[TEKS BACAAN]:
Ahad 19 Mar 2017 13:14 WIB

PBB Tarik Laporan Rezim Apartheid Israel, Wakil Ketua Umum Mengundurkan Diri

Rep: Puti Almas/ Red: Agus Yulianto
Sekjen PBB Antonio Guterres.
Foto: EPA
Sekjen PBB Antonio Guterres.

REPUBLIKA.CO.ID, NEW YORK -- Sekretaris Jenderal (Sekjen) PBB Antonio Guterres saat ini disebut telah menarik diri dari laporan yang menyebutkan bahwa Israel melakukan politik apartheid terhadap Palestina. Bersamaan dengan itu, wakil ketua umum PBB serta eksekutif Komisi Ekonomi dan Sosial untuk Asia Barat PBB, Rima Khalaf mengundurkan diri dari jabatannya.

Laporan mengenai praktik apatheid yang dilakukan Israel terhadap warga Palestina pertama kali datang dari Komisi Ekonomi dan Sosial untuk Asia Barat PBB. Anggota komisi ini seluruhnya merupakan negara-negara Arab yang tidak mengakui Israel.

Namun, salah satu penulis laporan diketahui adalah Richard Falk, profesor hukum asal Amerika Serikat (AS), Ia pernah menjadi penyelidik hak asasi manusia PBB dan dikenal dengan sikap menentang Israel.

Laporan dibuat dalam dokumen berisi 74 halaman. Di sana, dimuat keterangan mengenai bagaimana diskriminasi rasial dilakukan Israel terhadap warga Palestina.

Kemudian, laporan itu sekaligus memberi dukungan sanksi terhadap Israel melalui gerakan Boycott Divestment and Sanctions (BDS). Hal ini terkait Parlemen Israel yang pekan lalu mengesahkan undang-undang pembatasan bagi orang asing yang secara terbuka mendukung DBS memasuki teritori mereka.

Ini merupakan pertama kalinya badan PBB disebut membuat tuduhan. Menurut juru bicara Guterres, Stephane Dujarric, laporan dibuat tanpa konsultasi terlebih dahulu dengan sekretariat perserikatan tersebut. Karenanya, tidak ada sedikitpun persetujuan yang ia berikan atas hal itu.

[KETENTUAN LATIHAN]:
**1.** Sebutkan semua nama orang yang muncul dalam isi berita tentang penarikan laporan PBB, mulai dari paragraf "REPUBLIKA.CO.ID, NEW YORK" sampai akhir.
**2.** Menurut berita tentang penarikan laporan PBB, mengapa Guterres tidak memberikan persetujuan sedikit pun atas laporan tersebut?
**3.** Salinlah bagian berita tentang penarikan laporan PBB dengan persis, mulai dari "PBB Tarik Laporan" hingga dan termasuk "tidak mengakui Israel.".

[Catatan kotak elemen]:

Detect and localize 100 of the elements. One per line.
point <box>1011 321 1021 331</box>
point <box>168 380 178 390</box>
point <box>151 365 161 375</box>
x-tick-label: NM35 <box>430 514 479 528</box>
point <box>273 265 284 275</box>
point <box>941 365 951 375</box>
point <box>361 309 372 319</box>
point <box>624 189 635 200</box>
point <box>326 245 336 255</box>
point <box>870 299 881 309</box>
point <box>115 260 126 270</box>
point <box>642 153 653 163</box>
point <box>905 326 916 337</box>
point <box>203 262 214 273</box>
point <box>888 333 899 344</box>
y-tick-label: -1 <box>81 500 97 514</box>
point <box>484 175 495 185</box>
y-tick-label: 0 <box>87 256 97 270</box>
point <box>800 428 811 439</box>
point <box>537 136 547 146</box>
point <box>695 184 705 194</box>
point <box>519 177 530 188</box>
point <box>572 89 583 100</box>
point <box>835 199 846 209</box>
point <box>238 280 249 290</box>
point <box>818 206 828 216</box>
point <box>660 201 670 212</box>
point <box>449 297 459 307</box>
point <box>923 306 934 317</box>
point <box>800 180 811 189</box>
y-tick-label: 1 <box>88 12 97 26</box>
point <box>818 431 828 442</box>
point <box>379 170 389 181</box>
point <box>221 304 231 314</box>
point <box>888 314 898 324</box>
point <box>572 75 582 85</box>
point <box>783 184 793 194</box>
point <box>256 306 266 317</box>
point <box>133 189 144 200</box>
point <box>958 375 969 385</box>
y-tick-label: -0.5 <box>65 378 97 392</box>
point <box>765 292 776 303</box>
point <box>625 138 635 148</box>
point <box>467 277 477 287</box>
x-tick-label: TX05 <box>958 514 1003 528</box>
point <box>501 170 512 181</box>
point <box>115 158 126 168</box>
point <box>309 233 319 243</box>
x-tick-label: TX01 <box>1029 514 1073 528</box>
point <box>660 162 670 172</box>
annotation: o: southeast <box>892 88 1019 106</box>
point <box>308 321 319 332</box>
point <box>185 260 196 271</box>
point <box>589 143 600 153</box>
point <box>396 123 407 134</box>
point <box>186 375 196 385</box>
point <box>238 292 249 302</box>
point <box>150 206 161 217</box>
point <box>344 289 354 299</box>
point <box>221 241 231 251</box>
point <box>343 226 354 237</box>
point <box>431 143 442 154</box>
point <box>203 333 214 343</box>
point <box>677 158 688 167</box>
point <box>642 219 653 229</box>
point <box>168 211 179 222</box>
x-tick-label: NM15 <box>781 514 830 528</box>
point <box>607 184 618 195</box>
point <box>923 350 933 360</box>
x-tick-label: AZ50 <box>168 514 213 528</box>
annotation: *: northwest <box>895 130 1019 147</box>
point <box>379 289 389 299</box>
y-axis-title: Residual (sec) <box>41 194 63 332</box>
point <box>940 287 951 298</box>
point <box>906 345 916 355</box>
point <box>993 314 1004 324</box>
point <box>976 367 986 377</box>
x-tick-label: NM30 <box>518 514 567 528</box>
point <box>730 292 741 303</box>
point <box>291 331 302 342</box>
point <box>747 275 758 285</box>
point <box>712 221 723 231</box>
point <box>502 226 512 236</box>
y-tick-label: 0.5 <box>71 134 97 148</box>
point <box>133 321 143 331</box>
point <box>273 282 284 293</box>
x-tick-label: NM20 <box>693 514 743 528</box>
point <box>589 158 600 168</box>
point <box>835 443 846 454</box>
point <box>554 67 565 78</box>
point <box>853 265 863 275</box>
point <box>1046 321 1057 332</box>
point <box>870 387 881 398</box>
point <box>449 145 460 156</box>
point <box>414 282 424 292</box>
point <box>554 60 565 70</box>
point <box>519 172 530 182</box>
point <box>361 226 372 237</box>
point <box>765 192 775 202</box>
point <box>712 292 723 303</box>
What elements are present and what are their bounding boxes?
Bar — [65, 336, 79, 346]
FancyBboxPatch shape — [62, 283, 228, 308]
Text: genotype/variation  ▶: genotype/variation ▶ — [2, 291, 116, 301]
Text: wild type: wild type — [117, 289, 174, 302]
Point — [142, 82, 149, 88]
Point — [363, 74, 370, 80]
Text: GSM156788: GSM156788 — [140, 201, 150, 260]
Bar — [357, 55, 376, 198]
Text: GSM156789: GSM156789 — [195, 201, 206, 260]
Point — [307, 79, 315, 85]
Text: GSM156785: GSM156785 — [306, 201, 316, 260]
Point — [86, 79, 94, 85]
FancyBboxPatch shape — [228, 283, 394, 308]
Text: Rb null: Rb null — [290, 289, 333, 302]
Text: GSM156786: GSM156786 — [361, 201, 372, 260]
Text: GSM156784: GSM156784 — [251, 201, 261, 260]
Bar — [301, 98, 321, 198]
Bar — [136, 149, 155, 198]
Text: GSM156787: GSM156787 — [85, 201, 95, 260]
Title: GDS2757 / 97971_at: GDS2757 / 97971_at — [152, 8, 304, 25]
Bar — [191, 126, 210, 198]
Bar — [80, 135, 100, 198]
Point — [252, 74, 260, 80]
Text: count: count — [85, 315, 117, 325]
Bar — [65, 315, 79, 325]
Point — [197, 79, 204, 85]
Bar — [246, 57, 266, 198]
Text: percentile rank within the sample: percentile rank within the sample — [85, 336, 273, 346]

[SEBAGAI JAWABAN]:
**1.** Antonio Guterres, Rima Khalaf, Richard Falk, Stephane Dujarric

**2.** Menurut juru bicaranya, Stephane Dujarric, laporan itu dibuat tanpa konsultasi terlebih dahulu dengan sekretariat PBB. Karena itu, Guterres tidak memberikan persetujuan sedikit pun atas laporan tersebut.

**3.**
PBB Tarik Laporan Rezim Apartheid Israel, Wakil Ketua Umum Mengundurkan Diri

Rep: Puti Almas/ Red: Agus Yulianto
Sekjen PBB Antonio Guterres.
Foto: EPA
Sekjen PBB Antonio Guterres.

REPUBLIKA.CO.ID, NEW YORK -- Sekretaris Jenderal (Sekjen) PBB Antonio Guterres saat ini disebut telah menarik diri dari laporan yang menyebutkan bahwa Israel melakukan politik apartheid terhadap Palestina. Bersamaan dengan itu, wakil ketua umum PBB serta eksekutif Komisi Ekonomi dan Sosial untuk Asia Barat PBB, Rima Khalaf mengundurkan diri dari jabatannya.

Laporan mengenai praktik apatheid yang dilakukan Israel terhadap warga Palestina pertama kali datang dari Komisi Ekonomi dan Sosial untuk Asia Barat PBB. Anggota komisi ini seluruhnya merupakan negara-negara Arab yang tidak mengakui Israel.